> STATED GOAL:
Go through the listing below and list every line with "设备制造完毕后".

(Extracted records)
===

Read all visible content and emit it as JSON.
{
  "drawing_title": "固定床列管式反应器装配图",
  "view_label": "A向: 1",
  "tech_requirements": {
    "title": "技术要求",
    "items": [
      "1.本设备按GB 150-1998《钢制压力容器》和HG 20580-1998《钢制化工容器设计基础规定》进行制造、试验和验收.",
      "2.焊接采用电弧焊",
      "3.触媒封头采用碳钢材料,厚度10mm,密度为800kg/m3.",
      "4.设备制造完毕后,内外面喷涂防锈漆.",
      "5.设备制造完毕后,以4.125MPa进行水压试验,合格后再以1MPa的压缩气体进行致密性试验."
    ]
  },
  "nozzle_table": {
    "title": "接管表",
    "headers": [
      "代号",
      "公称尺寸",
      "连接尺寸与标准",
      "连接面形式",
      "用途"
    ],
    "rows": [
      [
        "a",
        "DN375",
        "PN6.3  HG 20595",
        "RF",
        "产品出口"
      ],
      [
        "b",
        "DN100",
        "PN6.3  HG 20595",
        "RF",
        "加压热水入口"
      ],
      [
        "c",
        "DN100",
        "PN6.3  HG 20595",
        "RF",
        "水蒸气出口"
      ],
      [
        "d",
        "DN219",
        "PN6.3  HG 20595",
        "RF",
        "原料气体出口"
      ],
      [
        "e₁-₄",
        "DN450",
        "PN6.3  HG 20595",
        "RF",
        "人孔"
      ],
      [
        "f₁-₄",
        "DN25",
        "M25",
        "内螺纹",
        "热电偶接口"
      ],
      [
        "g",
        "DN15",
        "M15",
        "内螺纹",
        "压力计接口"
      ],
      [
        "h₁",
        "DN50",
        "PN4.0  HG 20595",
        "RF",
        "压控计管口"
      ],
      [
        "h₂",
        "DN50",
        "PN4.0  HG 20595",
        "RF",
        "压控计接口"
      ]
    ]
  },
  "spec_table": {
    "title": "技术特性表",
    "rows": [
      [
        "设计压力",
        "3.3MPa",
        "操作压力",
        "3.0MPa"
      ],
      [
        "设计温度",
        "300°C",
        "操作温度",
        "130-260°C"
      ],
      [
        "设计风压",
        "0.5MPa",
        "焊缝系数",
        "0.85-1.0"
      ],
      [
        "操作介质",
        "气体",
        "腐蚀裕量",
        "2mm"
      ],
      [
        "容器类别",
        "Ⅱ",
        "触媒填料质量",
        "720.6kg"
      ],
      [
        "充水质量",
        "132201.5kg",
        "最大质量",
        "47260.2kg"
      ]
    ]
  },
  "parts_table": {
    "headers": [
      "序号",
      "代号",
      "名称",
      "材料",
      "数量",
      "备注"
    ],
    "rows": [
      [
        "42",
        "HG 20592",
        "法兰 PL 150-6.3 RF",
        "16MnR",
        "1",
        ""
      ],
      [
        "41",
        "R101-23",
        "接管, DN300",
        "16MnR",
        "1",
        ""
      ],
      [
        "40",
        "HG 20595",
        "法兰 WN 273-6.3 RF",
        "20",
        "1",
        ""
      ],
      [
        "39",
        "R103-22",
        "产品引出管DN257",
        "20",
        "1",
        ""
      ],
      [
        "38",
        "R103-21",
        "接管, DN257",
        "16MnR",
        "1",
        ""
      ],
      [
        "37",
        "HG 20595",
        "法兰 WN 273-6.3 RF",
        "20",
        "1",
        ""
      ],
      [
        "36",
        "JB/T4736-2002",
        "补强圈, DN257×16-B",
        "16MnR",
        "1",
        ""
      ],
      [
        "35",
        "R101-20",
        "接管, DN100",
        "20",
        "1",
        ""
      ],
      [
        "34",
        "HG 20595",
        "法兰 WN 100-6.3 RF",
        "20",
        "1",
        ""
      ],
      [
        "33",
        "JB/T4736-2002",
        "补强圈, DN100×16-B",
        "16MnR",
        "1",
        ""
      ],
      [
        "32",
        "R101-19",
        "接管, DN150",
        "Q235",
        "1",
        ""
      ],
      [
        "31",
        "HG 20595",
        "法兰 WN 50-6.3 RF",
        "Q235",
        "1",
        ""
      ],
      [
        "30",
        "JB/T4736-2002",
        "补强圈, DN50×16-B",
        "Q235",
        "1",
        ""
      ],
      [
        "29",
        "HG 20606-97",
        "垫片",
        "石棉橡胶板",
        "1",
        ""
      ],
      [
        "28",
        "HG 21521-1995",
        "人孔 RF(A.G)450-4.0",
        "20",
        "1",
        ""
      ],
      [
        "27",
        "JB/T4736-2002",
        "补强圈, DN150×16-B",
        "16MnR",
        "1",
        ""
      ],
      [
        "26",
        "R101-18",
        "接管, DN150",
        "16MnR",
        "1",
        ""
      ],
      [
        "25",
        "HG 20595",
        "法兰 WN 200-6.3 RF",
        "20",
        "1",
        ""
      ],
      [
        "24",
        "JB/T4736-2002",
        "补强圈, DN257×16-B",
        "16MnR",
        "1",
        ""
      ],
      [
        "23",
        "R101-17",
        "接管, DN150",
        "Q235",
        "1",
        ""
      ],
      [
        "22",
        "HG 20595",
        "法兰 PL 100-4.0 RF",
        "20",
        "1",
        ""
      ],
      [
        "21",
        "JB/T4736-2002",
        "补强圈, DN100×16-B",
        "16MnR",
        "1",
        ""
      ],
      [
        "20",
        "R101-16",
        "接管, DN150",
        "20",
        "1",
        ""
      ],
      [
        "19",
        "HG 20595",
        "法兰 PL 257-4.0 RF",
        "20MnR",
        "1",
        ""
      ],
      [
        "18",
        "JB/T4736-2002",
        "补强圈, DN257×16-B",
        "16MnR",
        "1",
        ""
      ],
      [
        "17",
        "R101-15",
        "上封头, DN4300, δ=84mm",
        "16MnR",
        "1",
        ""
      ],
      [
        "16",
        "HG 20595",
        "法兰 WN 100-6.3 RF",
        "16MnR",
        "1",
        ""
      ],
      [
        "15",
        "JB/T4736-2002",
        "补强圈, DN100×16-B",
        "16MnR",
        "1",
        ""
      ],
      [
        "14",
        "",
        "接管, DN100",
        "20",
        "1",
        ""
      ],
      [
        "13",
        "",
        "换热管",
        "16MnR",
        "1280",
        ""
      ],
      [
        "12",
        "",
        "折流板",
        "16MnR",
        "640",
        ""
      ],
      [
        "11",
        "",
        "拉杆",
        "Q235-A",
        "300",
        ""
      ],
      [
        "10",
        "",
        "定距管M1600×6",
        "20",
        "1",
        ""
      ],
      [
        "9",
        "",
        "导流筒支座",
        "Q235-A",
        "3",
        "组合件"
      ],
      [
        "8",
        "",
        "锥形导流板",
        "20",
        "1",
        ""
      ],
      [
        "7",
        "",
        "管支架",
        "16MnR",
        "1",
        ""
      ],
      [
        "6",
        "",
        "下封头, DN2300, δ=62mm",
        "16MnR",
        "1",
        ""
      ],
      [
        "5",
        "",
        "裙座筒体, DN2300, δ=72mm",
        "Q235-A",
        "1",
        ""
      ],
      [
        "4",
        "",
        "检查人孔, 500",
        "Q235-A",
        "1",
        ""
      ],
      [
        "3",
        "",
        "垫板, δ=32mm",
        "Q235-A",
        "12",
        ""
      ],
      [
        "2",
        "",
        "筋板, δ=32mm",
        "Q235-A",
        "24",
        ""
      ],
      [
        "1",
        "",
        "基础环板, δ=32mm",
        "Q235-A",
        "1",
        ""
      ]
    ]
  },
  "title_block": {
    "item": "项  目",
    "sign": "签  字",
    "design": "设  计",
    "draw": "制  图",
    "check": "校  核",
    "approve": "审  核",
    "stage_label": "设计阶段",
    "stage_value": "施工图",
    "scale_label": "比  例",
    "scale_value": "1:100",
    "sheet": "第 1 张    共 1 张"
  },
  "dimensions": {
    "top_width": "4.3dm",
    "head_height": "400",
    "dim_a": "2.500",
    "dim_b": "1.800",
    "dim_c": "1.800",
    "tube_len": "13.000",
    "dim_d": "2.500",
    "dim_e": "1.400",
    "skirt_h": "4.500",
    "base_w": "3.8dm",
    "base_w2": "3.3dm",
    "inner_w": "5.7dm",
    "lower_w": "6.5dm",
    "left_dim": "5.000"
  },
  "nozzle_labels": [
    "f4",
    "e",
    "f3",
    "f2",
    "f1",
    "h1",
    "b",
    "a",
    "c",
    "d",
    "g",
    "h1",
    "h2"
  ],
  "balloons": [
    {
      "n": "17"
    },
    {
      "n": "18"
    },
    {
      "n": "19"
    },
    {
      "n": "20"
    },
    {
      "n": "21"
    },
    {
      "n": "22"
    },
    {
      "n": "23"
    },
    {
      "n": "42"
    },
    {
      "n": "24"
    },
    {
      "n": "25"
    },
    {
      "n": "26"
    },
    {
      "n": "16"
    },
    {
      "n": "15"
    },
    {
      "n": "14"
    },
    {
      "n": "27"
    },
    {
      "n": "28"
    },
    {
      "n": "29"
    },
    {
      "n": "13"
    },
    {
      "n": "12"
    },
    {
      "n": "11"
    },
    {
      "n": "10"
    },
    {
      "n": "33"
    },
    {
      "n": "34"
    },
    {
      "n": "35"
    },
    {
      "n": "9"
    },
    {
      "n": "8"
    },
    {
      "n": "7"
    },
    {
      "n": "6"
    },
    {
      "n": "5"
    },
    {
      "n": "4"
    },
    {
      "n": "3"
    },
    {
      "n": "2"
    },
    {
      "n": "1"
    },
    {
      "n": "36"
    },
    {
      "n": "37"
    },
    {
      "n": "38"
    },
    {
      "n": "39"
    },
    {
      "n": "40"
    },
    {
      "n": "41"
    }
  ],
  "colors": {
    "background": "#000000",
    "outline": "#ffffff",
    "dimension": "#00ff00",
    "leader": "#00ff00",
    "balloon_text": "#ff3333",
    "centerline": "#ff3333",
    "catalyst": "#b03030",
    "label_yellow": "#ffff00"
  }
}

===

> SOLUTION TO THIS PROBLEM:
      "4.设备制造完毕后,内外面喷涂防锈漆.",
      "5.设备制造完毕后,以4.125MPa进行水压试验,合格后再以1MPa的压缩气体进行致密性试验."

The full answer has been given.